(Data entries)
-*-*-
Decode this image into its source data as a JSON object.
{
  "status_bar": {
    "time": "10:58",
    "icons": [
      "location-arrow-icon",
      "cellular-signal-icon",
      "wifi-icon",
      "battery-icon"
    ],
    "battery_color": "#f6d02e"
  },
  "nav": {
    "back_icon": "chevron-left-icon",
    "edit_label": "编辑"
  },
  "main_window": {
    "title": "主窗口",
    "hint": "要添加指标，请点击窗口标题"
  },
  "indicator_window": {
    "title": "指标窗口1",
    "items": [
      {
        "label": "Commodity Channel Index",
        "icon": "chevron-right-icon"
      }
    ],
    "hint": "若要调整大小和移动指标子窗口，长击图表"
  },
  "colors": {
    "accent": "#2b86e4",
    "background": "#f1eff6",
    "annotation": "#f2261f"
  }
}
-*-*-
# Task description
Of the lines above, copy each that contains "hint".

# Answer to the problem
    "hint": "要添加指标，请点击窗口标题"
    "hint": "若要调整大小和移动指标子窗口，长击图表"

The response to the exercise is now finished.